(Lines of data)
>>
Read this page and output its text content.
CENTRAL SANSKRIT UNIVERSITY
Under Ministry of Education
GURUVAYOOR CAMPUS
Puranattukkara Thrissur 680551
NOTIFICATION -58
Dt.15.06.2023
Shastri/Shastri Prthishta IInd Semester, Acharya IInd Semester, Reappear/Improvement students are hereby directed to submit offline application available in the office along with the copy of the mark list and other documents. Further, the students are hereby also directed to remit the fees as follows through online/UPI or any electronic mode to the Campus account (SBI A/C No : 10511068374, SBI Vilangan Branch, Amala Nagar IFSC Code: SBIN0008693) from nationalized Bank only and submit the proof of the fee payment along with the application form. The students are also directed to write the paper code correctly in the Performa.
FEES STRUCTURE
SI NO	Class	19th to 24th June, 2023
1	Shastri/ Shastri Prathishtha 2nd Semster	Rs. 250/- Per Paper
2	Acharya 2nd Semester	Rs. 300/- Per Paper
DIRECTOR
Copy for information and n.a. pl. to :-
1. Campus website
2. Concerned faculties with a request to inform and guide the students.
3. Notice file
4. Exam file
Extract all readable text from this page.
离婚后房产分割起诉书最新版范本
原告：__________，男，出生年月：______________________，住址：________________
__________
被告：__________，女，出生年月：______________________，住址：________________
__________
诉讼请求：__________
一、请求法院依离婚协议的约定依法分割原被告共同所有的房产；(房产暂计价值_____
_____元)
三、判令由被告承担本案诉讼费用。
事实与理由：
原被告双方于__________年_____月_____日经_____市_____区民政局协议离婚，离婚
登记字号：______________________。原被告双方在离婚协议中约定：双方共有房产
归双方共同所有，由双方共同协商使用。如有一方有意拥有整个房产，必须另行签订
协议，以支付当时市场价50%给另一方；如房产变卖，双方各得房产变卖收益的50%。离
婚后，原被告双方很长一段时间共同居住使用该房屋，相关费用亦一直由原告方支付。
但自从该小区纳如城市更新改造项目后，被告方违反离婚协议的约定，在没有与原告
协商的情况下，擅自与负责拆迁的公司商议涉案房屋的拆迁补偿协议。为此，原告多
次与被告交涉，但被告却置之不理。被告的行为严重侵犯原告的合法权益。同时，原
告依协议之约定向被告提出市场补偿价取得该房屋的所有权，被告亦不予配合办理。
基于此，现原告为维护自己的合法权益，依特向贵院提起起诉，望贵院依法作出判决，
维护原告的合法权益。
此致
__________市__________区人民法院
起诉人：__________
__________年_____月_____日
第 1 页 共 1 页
<<
• Goal: Transcribe every entry exactly, omitting nothing.

• Solution to the problem:
Read this page and output its text content.
CENTRAL SANSKRIT UNIVERSITY
Under Ministry of Education
GURUVAYOOR CAMPUS
Puranattukkara Thrissur 680551
NOTIFICATION -58
Dt.15.06.2023
Shastri/Shastri Prthishta IInd Semester, Acharya IInd Semester, Reappear/Improvement students are hereby directed to submit offline application available in the office along with the copy of the mark list and other documents. Further, the students are hereby also directed to remit the fees as follows through online/UPI or any electronic mode to the Campus account (SBI A/C No : 10511068374, SBI Vilangan Branch, Amala Nagar IFSC Code: SBIN0008693) from nationalized Bank only and submit the proof of the fee payment along with the application form. The students are also directed to write the paper code correctly in the Performa.
FEES STRUCTURE
SI NO	Class	19th to 24th June, 2023
1	Shastri/ Shastri Prathishtha 2nd Semster	Rs. 250/- Per Paper
2	Acharya 2nd Semester	Rs. 300/- Per Paper
DIRECTOR
Copy for information and n.a. pl. to :-
1. Campus website
2. Concerned faculties with a request to inform and guide the students.
3. Notice file
4. Exam file
Extract all readable text from this page.
离婚后房产分割起诉书最新版范本
原告：__________，男，出生年月：______________________，住址：________________
__________
被告：__________，女，出生年月：______________________，住址：________________
__________
诉讼请求：__________
一、请求法院依离婚协议的约定依法分割原被告共同所有的房产；(房产暂计价值_____
_____元)
三、判令由被告承担本案诉讼费用。
事实与理由：
原被告双方于__________年_____月_____日经_____市_____区民政局协议离婚，离婚
登记字号：______________________。原被告双方在离婚协议中约定：双方共有房产
归双方共同所有，由双方共同协商使用。如有一方有意拥有整个房产，必须另行签订
协议，以支付当时市场价50%给另一方；如房产变卖，双方各得房产变卖收益的50%。离
婚后，原被告双方很长一段时间共同居住使用该房屋，相关费用亦一直由原告方支付。
但自从该小区纳如城市更新改造项目后，被告方违反离婚协议的约定，在没有与原告
协商的情况下，擅自与负责拆迁的公司商议涉案房屋的拆迁补偿协议。为此，原告多
次与被告交涉，但被告却置之不理。被告的行为严重侵犯原告的合法权益。同时，原
告依协议之约定向被告提出市场补偿价取得该房屋的所有权，被告亦不予配合办理。
基于此，现原告为维护自己的合法权益，依特向贵院提起起诉，望贵院依法作出判决，
维护原告的合法权益。
此致
__________市__________区人民法院
起诉人：__________
__________年_____月_____日
第 1 页 共 1 页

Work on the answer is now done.